● **Текст для чтения**:
'''

— Досадно, что мои деньги не попали туда, куда я назначалъ ихъ. Но я самъ виноватъ: мнѣ надлежало бы прежде освѣдомиться объ его поведеніи. Теперь буду умнѣе и не дамъ денегъ ему въ руки, а въ домъ.
Кто-то изъ мало знакомыхъ Карамзину лицъ позвалъ его къ себѣ обѣдать. Онъ явился на приглашеніе. Хозяинъ и хозяйка приняли его крайне вѣжливо и почтительно и тотчасъ же сами вышли изъ комнаты, оставивъ его одного. Въ комнатѣ, на столѣ, лежало нѣсколько книгъ. Спустя полчаса, хозяева приходятъ и просятъ его въ столовую. Удивленный такимъ пріемомъ, Карамзинъ рѣшается спросить ихъ, зачѣмъ они оставили его?
— Помилуйте, отвѣчаютъ хозяева, мы знаемъ, что вы любите заниматься и не хотѣли помѣшать вамъ въ чтеніи, нарочно приготовивъ для васъ нѣсколько книгъ.
Графъ Клейнмихель, отправляясь съ докладомъ къ императору Николаю Павловичу, находился всегда въ волненіи и какъ-то судорожно перебиралъ пуговицы на мундирѣ, повѣряя всѣ ли онѣ застегнуты. Разъ, по возвращеніи его отъ государя, состоявшій при немъ полковникъ Безносиковъ вошелъ къ нему въ кабинетъ и нашелъ его лежащимъ на диванѣ, лицомъ къ стѣнѣ. Портфель съ бумагами былъ брошенъ на столъ.
— Ваше сіятельство, пришелъ Безносиковъ, — доложилъ послѣдній.
Отвѣта нѣтъ.
— Ваше сіятельство, не будетъ ли приказаній?
Отвѣта нѣтъ.
— Ваше сіятельство, прикажете взять портфель?
Отвѣта нѣтъ.
— Ваше сіятельство, я ухожу.

'''

Записи об элементах и координатах
'''

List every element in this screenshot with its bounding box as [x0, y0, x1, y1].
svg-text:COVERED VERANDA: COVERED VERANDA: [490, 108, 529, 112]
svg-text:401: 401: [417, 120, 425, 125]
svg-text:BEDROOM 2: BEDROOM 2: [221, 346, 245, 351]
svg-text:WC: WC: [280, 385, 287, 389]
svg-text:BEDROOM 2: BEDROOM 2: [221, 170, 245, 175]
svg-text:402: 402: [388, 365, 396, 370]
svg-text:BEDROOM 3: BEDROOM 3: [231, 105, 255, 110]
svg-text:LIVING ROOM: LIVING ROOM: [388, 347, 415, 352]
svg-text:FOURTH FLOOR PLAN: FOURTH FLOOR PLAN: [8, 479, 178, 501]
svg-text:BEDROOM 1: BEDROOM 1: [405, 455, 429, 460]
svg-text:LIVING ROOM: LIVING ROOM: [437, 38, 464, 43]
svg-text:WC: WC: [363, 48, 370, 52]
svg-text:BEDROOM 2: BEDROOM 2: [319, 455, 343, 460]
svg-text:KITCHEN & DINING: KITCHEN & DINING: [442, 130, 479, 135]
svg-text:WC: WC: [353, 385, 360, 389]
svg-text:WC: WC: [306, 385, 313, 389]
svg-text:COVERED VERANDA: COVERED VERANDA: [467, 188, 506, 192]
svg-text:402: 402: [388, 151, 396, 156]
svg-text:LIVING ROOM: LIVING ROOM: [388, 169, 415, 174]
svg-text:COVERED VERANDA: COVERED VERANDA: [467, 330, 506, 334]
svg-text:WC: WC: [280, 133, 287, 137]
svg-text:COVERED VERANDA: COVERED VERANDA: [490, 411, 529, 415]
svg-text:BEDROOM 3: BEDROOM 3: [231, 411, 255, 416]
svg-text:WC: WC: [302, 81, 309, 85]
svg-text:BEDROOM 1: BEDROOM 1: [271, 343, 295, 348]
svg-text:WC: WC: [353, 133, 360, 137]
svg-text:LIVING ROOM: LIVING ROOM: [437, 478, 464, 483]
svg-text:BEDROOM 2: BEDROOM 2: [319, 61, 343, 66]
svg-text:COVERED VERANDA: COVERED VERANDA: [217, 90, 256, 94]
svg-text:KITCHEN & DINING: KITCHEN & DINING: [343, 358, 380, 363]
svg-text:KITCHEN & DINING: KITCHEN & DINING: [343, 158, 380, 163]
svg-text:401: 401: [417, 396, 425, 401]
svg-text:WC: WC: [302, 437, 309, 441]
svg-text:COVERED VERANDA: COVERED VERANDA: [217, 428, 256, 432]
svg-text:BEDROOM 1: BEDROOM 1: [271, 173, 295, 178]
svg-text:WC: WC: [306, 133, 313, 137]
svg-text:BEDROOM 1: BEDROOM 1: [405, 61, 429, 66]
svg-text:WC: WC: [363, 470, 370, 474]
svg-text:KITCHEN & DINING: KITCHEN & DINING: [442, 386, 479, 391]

'''

● **Условия задания**:
**1.** Перепечатайте из текста отрывок от слов «Графъ Клейнмихель, отправляясь» до слов «брошенъ на столъ.» включительно.
**2.** Как хозяева в тексте объясняют Карамзину, почему они оставили его одного в комнате?
Приведённые пункты для работы с текстом не понадобятся.

● **Выполненное задание**:
**1.**
Графъ Клейнмихель, отправляясь съ докладомъ къ императору Николаю Павловичу, находился всегда въ волненіи и какъ-то судорожно перебиралъ пуговицы на мундирѣ, повѣряя всѣ ли онѣ застегнуты. Разъ, по возвращеніи его отъ государя, состоявшій при немъ полковникъ Безносиковъ вошелъ къ нему въ кабинетъ и нашелъ его лежащимъ на диванѣ, лицомъ къ стѣнѣ. Портфель съ бумагами былъ брошенъ на столъ.

**2.** Они знали, что Карамзин любит заниматься, и не хотели мешать ему читать, поэтому нарочно приготовили для него несколько книг.